## TRY IT
As the answer, give a copy of each line below that includes the word "Ulcerative".

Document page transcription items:
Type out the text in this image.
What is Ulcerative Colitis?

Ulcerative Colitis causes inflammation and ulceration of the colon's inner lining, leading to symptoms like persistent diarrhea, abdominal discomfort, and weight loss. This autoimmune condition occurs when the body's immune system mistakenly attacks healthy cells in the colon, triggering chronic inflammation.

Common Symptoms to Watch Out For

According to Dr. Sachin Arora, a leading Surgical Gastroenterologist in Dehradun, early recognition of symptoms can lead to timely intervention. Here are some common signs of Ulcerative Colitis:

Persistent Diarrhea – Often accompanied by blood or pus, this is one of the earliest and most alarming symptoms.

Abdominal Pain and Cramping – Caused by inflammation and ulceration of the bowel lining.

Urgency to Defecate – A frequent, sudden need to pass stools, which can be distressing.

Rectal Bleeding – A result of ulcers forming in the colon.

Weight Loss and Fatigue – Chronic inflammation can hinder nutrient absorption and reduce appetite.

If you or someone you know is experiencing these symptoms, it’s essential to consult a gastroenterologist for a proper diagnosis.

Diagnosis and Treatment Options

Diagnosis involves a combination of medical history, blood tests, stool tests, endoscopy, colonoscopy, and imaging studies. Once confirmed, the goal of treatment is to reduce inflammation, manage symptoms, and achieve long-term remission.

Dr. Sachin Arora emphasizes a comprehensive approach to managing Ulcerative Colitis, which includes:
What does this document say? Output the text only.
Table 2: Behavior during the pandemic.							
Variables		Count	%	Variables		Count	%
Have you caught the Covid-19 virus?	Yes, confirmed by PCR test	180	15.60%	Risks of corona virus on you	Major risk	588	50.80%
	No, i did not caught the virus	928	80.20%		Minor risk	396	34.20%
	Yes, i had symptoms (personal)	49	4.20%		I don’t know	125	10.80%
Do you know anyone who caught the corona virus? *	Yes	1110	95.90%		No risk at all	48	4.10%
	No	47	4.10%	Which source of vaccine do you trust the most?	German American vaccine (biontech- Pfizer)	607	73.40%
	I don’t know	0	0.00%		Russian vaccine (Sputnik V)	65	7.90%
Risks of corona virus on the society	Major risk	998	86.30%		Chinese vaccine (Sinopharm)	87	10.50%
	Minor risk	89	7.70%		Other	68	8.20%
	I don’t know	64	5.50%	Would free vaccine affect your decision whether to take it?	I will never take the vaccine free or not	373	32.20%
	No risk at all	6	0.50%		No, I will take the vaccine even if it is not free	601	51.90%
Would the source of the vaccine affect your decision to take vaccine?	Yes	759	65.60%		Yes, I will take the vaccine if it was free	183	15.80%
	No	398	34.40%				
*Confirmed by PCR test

## RESPONSE FOR THIS EXERCISE
What is Ulcerative Colitis?
Ulcerative Colitis causes inflammation and ulceration of the colon's inner lining, leading to symptoms like persistent diarrhea, abdominal discomfort, and weight loss. This autoimmune condition occurs when the body's immune system mistakenly attacks healthy cells in the colon, triggering chronic inflammation.
According to Dr. Sachin Arora, a leading Surgical Gastroenterologist in Dehradun, early recognition of symptoms can lead to timely intervention. Here are some common signs of Ulcerative Colitis:
Dr. Sachin Arora emphasizes a comprehensive approach to managing Ulcerative Colitis, which includes:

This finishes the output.